▶ STATED EXERCISE
All lines below must be repeated exactly, with the pictures omitted.

— begin EXERCISE MATERIALS —

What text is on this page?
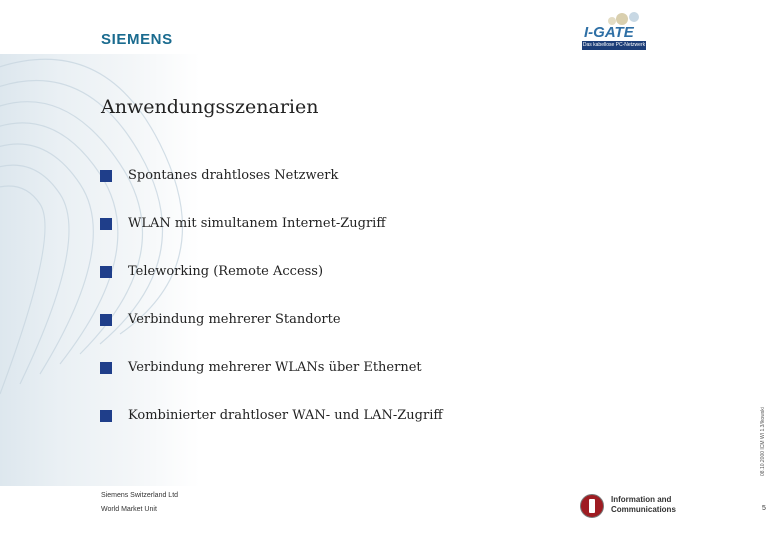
SIEMENS	I-GATE
Das kabellose PC-Netzwerk
Anwendungsszenarien
Spontanes drahtloses Netzwerk
WLAN mit simultanem Internet-Zugriff
Teleworking (Remote Access)
Verbindung mehrerer Standorte
Verbindung mehrerer WLANs über Ethernet
Kombinierter drahtloser WAN- und LAN-Zugriff	08.10.2000 ICM WI 1.3/lkowski
Siemens Switzerland Ltd
World Market Unit
Information and
Communications	5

— end EXERCISE MATERIALS —

▶ SOLUTION
What text is on this page?
SIEMENS	I-GATE
Das kabellose PC-Netzwerk
Anwendungsszenarien
Spontanes drahtloses Netzwerk
WLAN mit simultanem Internet-Zugriff
Teleworking (Remote Access)
Verbindung mehrerer Standorte
Verbindung mehrerer WLANs über Ethernet
Kombinierter drahtloser WAN- und LAN-Zugriff	08.10.2000 ICM WI 1.3/lkowski
Siemens Switzerland Ltd
World Market Unit
Information and
Communications	5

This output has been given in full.